START Supplied data

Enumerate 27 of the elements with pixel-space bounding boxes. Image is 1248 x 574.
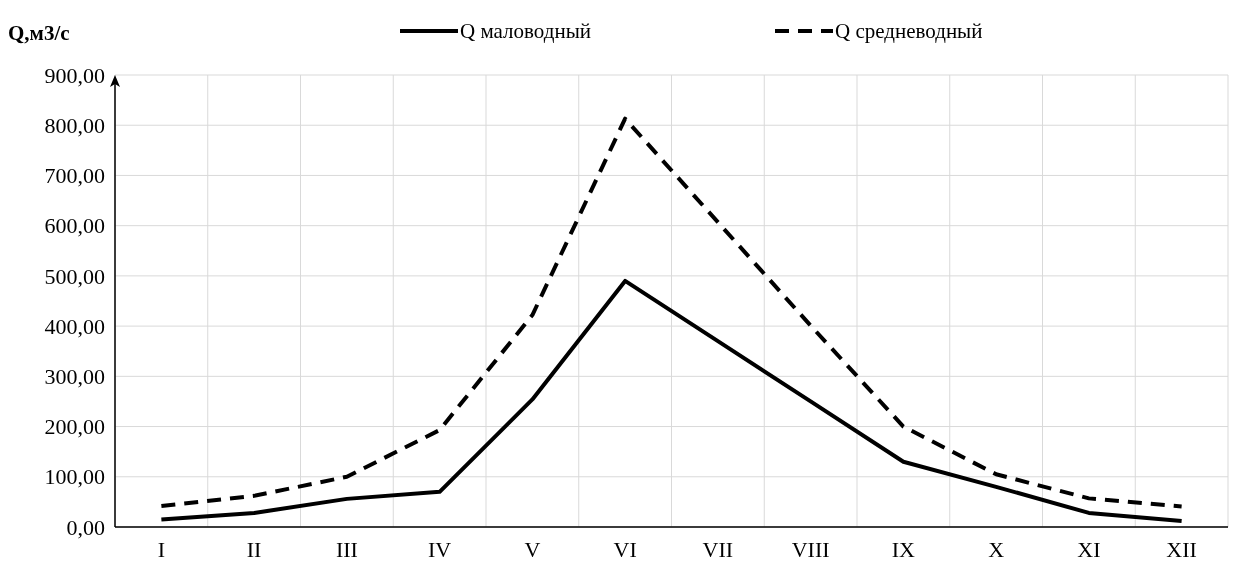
legend-label: Q средневодный bbox=[835, 19, 983, 43]
y-tick-label: 700,00 bbox=[44, 163, 105, 189]
legend-label: Q маловодный bbox=[460, 19, 591, 43]
x-tick-label: V bbox=[524, 537, 541, 562]
y-tick-label: 800,00 bbox=[44, 112, 105, 138]
x-tick-label: XI bbox=[1077, 537, 1101, 562]
x-tick-label: X bbox=[988, 537, 1005, 562]
x-tick-label: VII bbox=[702, 537, 734, 562]
y-tick-label: 300,00 bbox=[44, 364, 105, 390]
x-tick-label: VIII bbox=[791, 537, 830, 562]
x-tick-label: VI bbox=[613, 537, 637, 562]
x-tick-label: XII bbox=[1166, 537, 1197, 562]
line-series bbox=[159, 278, 1184, 523]
x-tick-label: I bbox=[157, 537, 166, 562]
x-tick-label: II bbox=[246, 537, 262, 562]
x-tick-label: IX bbox=[891, 537, 916, 562]
line-series bbox=[159, 116, 1184, 509]
y-tick-label: 200,00 bbox=[44, 414, 105, 440]
x-tick-label: IV bbox=[428, 537, 452, 562]
y-tick-label: 600,00 bbox=[44, 213, 105, 239]
y-axis-title: Q,м3/с bbox=[8, 21, 70, 45]
y-tick-label: 500,00 bbox=[44, 263, 105, 289]
y-tick-label: 100,00 bbox=[44, 464, 105, 490]
x-tick-label: III bbox=[335, 537, 358, 562]
y-tick-label: 400,00 bbox=[44, 313, 105, 339]
y-tick-label: 900,00 bbox=[44, 62, 105, 88]
y-tick-label: 0,00 bbox=[66, 514, 105, 540]
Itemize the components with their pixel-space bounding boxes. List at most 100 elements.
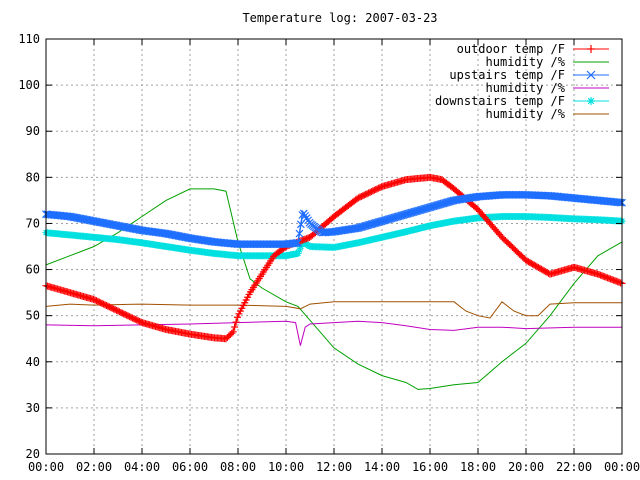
data-point <box>380 216 389 225</box>
x-tick-label: 10:00 <box>268 460 304 474</box>
data-point <box>423 204 432 212</box>
data-point <box>406 209 415 217</box>
data-point <box>616 198 625 207</box>
chart-title: Temperature log: 2007-03-23 <box>242 11 437 25</box>
data-point <box>299 209 308 218</box>
data-point <box>409 208 418 217</box>
y-tick-label: 70 <box>26 216 40 230</box>
data-point <box>436 200 445 209</box>
data-point <box>364 221 373 229</box>
data-point <box>373 218 382 227</box>
series-line <box>45 301 622 319</box>
data-point <box>360 222 369 231</box>
x-tick-label: 04:00 <box>124 460 160 474</box>
data-point <box>410 207 419 216</box>
data-point <box>396 211 405 220</box>
data-point <box>376 217 385 226</box>
x-tick-label: 22:00 <box>556 460 592 474</box>
data-point <box>292 239 301 247</box>
data-point <box>367 220 376 229</box>
data-point <box>407 208 416 217</box>
y-axis-ticks: 20 30 40 50 60 70 80 90 100 110 <box>18 32 622 461</box>
legend-label: upstairs temp /F <box>449 68 565 82</box>
y-tick-label: 30 <box>26 401 40 415</box>
data-point <box>387 214 396 223</box>
data-point <box>425 203 433 212</box>
data-point <box>400 210 409 219</box>
legend-label: humidity /% <box>486 81 566 95</box>
data-point <box>231 323 239 331</box>
data-point <box>397 211 406 220</box>
y-tick-label: 110 <box>18 32 40 46</box>
data-point <box>415 206 423 215</box>
data-point <box>377 217 386 226</box>
data-point <box>416 206 425 214</box>
x-tick-label: 00:00 <box>604 460 640 474</box>
data-point <box>445 197 454 206</box>
data-point <box>370 219 379 228</box>
data-point <box>412 207 421 216</box>
data-point <box>435 200 444 209</box>
data-point <box>430 201 439 210</box>
legend-label: outdoor temp /F <box>457 42 565 56</box>
data-point <box>374 218 383 227</box>
data-point <box>429 202 438 211</box>
data-point <box>417 205 426 214</box>
data-point <box>366 220 374 229</box>
data-point <box>234 313 242 321</box>
data-point <box>615 198 624 207</box>
y-tick-label: 80 <box>26 170 40 184</box>
data-point <box>355 223 364 232</box>
series-layer <box>42 173 626 390</box>
data-point <box>413 206 422 215</box>
series-4 <box>42 213 626 260</box>
series-1 <box>45 188 623 390</box>
x-tick-label: 00:00 <box>28 460 64 474</box>
x-tick-label: 06:00 <box>172 460 208 474</box>
data-point <box>399 211 408 219</box>
data-point <box>294 249 302 257</box>
data-point <box>432 201 441 210</box>
data-point <box>439 199 448 208</box>
data-point <box>301 211 310 220</box>
legend-marker <box>587 45 595 53</box>
x-tick-label: 16:00 <box>412 460 448 474</box>
y-tick-label: 100 <box>18 78 40 92</box>
data-point <box>363 221 372 230</box>
y-tick-label: 20 <box>26 447 40 461</box>
legend-label: humidity /% <box>486 55 566 69</box>
data-point <box>402 210 410 219</box>
data-point <box>295 246 303 254</box>
data-point <box>379 216 387 225</box>
data-point <box>433 201 442 210</box>
legend-label: downstairs temp /F <box>435 94 565 108</box>
data-point <box>229 328 237 336</box>
x-axis-ticks: 00:00 02:00 04:00 06:00 08:00 10:00 12:00 14:00… <box>28 39 640 474</box>
data-point <box>443 198 452 207</box>
data-point <box>427 202 436 211</box>
data-point <box>403 209 412 218</box>
series-3 <box>45 320 622 346</box>
data-point <box>384 215 393 224</box>
x-tick-label: 14:00 <box>364 460 400 474</box>
x-tick-label: 20:00 <box>508 460 544 474</box>
y-tick-label: 50 <box>26 309 40 323</box>
data-point <box>358 222 367 231</box>
data-point <box>228 329 236 337</box>
x-tick-label: 02:00 <box>76 460 112 474</box>
data-point <box>438 199 446 208</box>
y-tick-label: 40 <box>26 355 40 369</box>
data-point <box>391 213 400 222</box>
data-point <box>420 204 429 213</box>
data-point <box>302 214 311 222</box>
data-point <box>442 198 451 207</box>
data-point <box>361 221 370 230</box>
legend-marker <box>586 70 596 80</box>
data-point <box>422 204 431 213</box>
data-point <box>354 223 363 232</box>
data-point <box>371 219 380 227</box>
data-point <box>295 229 304 238</box>
x-tick-label: 12:00 <box>316 460 352 474</box>
series-line <box>45 320 622 346</box>
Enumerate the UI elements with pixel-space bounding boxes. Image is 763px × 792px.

END Supplied data

▶ **Your goal**
Copy out every line of the entries above word for word, but omit the pictures.

▶ **Solution**
Enumerate 27 of the elements with pixel-space bounding boxes. Image is 1248 x 574.
legend-label: Q средневодный bbox=[835, 19, 983, 43]
y-tick-label: 700,00 bbox=[44, 163, 105, 189]
legend-label: Q маловодный bbox=[460, 19, 591, 43]
x-tick-label: V bbox=[524, 537, 541, 562]
y-tick-label: 800,00 bbox=[44, 112, 105, 138]
x-tick-label: XI bbox=[1077, 537, 1101, 562]
x-tick-label: X bbox=[988, 537, 1005, 562]
x-tick-label: VII bbox=[702, 537, 734, 562]
y-tick-label: 300,00 bbox=[44, 364, 105, 390]
x-tick-label: VIII bbox=[791, 537, 830, 562]
x-tick-label: VI bbox=[613, 537, 637, 562]
x-tick-label: XII bbox=[1166, 537, 1197, 562]
line-series bbox=[159, 278, 1184, 523]
x-tick-label: I bbox=[157, 537, 166, 562]
x-tick-label: II bbox=[246, 537, 262, 562]
x-tick-label: IX bbox=[891, 537, 916, 562]
line-series bbox=[159, 116, 1184, 509]
y-tick-label: 200,00 bbox=[44, 414, 105, 440]
x-tick-label: IV bbox=[428, 537, 452, 562]
y-tick-label: 600,00 bbox=[44, 213, 105, 239]
y-axis-title: Q,м3/с bbox=[8, 21, 70, 45]
y-tick-label: 500,00 bbox=[44, 263, 105, 289]
y-tick-label: 100,00 bbox=[44, 464, 105, 490]
x-tick-label: III bbox=[335, 537, 358, 562]
y-tick-label: 400,00 bbox=[44, 313, 105, 339]
y-tick-label: 900,00 bbox=[44, 62, 105, 88]
y-tick-label: 0,00 bbox=[66, 514, 105, 540]
Itemize the components with their pixel-space bounding boxes. List at most 100 elements.
data-point <box>380 216 389 225</box>
x-tick-label: 10:00 <box>268 460 304 474</box>
data-point <box>423 204 432 212</box>
data-point <box>406 209 415 217</box>
data-point <box>616 198 625 207</box>
chart-title: Temperature log: 2007-03-23 <box>242 11 437 25</box>
data-point <box>299 209 308 218</box>
data-point <box>409 208 418 217</box>
y-tick-label: 70 <box>26 216 40 230</box>
data-point <box>436 200 445 209</box>
data-point <box>364 221 373 229</box>
data-point <box>373 218 382 227</box>
series-line <box>45 301 622 319</box>
data-point <box>360 222 369 231</box>
x-tick-label: 04:00 <box>124 460 160 474</box>
data-point <box>410 207 419 216</box>
data-point <box>396 211 405 220</box>
data-point <box>376 217 385 226</box>
x-tick-label: 22:00 <box>556 460 592 474</box>
data-point <box>292 239 301 247</box>
data-point <box>367 220 376 229</box>
data-point <box>407 208 416 217</box>
y-axis-ticks: 20 30 40 50 60 70 80 90 100 110 <box>18 32 622 461</box>
legend-label: upstairs temp /F <box>449 68 565 82</box>
y-tick-label: 30 <box>26 401 40 415</box>
data-point <box>387 214 396 223</box>
data-point <box>425 203 433 212</box>
data-point <box>400 210 409 219</box>
legend-label: humidity /% <box>486 81 566 95</box>
data-point <box>231 323 239 331</box>
data-point <box>397 211 406 220</box>
y-tick-label: 110 <box>18 32 40 46</box>
data-point <box>415 206 423 215</box>
data-point <box>377 217 386 226</box>
data-point <box>416 206 425 214</box>
x-tick-label: 00:00 <box>604 460 640 474</box>
data-point <box>445 197 454 206</box>
data-point <box>370 219 379 228</box>
data-point <box>412 207 421 216</box>
data-point <box>435 200 444 209</box>
data-point <box>430 201 439 210</box>
legend-label: outdoor temp /F <box>457 42 565 56</box>
data-point <box>374 218 383 227</box>
data-point <box>429 202 438 211</box>
data-point <box>417 205 426 214</box>
data-point <box>366 220 374 229</box>
data-point <box>234 313 242 321</box>
data-point <box>615 198 624 207</box>
y-tick-label: 80 <box>26 170 40 184</box>
data-point <box>355 223 364 232</box>
series-layer <box>42 173 626 390</box>
data-point <box>413 206 422 215</box>
series-4 <box>42 213 626 260</box>
series-1 <box>45 188 623 390</box>
x-tick-label: 00:00 <box>28 460 64 474</box>
x-tick-label: 06:00 <box>172 460 208 474</box>
data-point <box>399 211 408 219</box>
data-point <box>294 249 302 257</box>
data-point <box>432 201 441 210</box>
data-point <box>439 199 448 208</box>
data-point <box>301 211 310 220</box>
legend-marker <box>587 45 595 53</box>
x-tick-label: 16:00 <box>412 460 448 474</box>
y-tick-label: 100 <box>18 78 40 92</box>
data-point <box>363 221 372 230</box>
y-tick-label: 20 <box>26 447 40 461</box>
legend-label: humidity /% <box>486 55 566 69</box>
data-point <box>402 210 410 219</box>
data-point <box>295 246 303 254</box>
data-point <box>379 216 387 225</box>
data-point <box>433 201 442 210</box>
legend-label: downstairs temp /F <box>435 94 565 108</box>
data-point <box>229 328 237 336</box>
x-axis-ticks: 00:00 02:00 04:00 06:00 08:00 10:00 12:00 14:00… <box>28 39 640 474</box>
data-point <box>443 198 452 207</box>
data-point <box>427 202 436 211</box>
data-point <box>403 209 412 218</box>
series-3 <box>45 320 622 346</box>
data-point <box>384 215 393 224</box>
x-tick-label: 14:00 <box>364 460 400 474</box>
x-tick-label: 20:00 <box>508 460 544 474</box>
y-tick-label: 50 <box>26 309 40 323</box>
data-point <box>358 222 367 231</box>
data-point <box>228 329 236 337</box>
x-tick-label: 02:00 <box>76 460 112 474</box>
data-point <box>438 199 446 208</box>
y-tick-label: 40 <box>26 355 40 369</box>
data-point <box>391 213 400 222</box>
data-point <box>420 204 429 213</box>
data-point <box>302 214 311 222</box>
data-point <box>442 198 451 207</box>
data-point <box>361 221 370 230</box>
legend-marker <box>586 70 596 80</box>
data-point <box>422 204 431 213</box>
data-point <box>354 223 363 232</box>
data-point <box>371 219 380 227</box>
data-point <box>295 229 304 238</box>
x-tick-label: 12:00 <box>316 460 352 474</box>
series-line <box>45 320 622 346</box>
Enumerate the UI elements with pixel-space bounding boxes. Image is 763px × 792px.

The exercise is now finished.